**Instructions to follow**. Select every line holding the word "value" and copy it.

[Stored data]

______________________________

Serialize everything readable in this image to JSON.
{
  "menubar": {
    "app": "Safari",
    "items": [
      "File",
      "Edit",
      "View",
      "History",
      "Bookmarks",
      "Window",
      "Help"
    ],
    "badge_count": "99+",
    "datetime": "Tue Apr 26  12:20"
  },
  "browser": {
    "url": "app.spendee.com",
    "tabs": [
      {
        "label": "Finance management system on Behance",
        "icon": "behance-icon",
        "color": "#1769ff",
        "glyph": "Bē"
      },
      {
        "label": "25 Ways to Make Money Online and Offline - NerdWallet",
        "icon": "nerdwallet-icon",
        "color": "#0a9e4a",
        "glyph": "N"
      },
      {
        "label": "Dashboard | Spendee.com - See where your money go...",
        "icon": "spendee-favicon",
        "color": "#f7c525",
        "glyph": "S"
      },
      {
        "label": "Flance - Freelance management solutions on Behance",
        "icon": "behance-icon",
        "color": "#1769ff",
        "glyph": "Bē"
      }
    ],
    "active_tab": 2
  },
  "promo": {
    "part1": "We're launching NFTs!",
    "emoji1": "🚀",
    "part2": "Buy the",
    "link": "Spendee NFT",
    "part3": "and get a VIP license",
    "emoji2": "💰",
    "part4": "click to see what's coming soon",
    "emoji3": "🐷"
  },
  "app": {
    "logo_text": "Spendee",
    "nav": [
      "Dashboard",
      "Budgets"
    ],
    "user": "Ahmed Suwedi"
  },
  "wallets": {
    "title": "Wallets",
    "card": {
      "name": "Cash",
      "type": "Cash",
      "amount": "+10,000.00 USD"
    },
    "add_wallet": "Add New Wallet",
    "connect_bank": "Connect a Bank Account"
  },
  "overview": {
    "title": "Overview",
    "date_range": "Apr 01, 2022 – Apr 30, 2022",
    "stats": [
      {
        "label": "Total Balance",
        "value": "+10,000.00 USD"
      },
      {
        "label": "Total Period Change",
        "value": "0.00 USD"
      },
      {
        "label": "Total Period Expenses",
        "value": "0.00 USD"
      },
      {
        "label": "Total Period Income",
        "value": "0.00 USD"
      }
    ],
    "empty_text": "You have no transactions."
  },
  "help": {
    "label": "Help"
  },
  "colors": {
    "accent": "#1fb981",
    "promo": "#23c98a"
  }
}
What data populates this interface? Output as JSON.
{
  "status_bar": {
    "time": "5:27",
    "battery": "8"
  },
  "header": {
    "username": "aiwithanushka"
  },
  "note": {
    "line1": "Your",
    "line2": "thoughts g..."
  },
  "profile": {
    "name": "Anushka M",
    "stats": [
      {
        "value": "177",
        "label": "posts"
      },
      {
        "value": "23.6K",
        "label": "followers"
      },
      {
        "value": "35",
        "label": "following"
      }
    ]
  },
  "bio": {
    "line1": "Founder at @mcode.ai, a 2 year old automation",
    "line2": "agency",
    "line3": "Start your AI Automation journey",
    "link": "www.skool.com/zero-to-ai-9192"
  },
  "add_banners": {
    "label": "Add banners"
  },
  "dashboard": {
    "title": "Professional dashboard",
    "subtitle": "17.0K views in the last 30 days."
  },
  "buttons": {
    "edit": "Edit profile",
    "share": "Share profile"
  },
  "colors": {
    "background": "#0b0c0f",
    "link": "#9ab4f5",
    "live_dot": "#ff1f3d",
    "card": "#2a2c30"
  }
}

______________________________

**Answer to the exercise**.
        "value": "+10,000.00 USD"
        "value": "0.00 USD"
        "value": "0.00 USD"
        "value": "0.00 USD"
        "value": "177",
        "value": "23.6K",
        "value": "35",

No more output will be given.